## OBJECTIVE
In the entries below, find every line with "maven" and copy it.

(Stored data)
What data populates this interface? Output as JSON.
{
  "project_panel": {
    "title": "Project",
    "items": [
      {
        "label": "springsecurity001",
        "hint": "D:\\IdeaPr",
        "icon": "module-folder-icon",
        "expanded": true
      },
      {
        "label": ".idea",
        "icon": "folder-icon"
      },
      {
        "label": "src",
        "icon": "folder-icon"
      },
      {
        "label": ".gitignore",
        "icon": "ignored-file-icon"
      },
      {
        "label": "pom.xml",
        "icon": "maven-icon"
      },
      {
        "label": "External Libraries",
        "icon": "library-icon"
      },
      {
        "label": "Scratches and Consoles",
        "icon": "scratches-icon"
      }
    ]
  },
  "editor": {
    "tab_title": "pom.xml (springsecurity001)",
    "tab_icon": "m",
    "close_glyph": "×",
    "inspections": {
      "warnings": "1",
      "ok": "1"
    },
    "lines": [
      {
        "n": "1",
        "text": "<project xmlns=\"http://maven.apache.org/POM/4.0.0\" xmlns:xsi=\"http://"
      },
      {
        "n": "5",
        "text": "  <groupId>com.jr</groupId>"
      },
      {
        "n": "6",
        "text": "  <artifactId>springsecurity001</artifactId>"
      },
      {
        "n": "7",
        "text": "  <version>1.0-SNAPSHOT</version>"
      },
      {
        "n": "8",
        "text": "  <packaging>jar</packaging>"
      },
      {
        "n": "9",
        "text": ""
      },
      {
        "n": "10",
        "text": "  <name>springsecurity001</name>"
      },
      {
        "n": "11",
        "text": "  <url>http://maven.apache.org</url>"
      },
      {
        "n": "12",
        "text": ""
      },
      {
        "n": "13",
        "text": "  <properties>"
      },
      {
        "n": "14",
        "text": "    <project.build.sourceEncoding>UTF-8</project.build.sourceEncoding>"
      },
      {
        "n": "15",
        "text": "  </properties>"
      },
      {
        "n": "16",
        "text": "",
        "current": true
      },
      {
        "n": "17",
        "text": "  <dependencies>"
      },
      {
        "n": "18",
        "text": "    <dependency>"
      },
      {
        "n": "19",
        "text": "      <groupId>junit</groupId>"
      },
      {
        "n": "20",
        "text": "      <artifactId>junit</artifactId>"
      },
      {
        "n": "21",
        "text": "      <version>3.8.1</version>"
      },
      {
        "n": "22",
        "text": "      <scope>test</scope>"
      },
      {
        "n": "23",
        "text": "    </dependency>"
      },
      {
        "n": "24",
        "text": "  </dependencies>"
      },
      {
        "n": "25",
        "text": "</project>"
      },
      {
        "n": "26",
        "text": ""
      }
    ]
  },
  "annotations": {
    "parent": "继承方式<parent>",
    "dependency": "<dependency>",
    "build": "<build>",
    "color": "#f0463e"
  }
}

## SOLUTION TO THIS TASK
        "icon": "maven-icon"
        "text": "<project xmlns=\"http://maven.apache.org/POM/4.0.0\" xmlns:xsi=\"http://"
        "text": "  <url>http://maven.apache.org</url>"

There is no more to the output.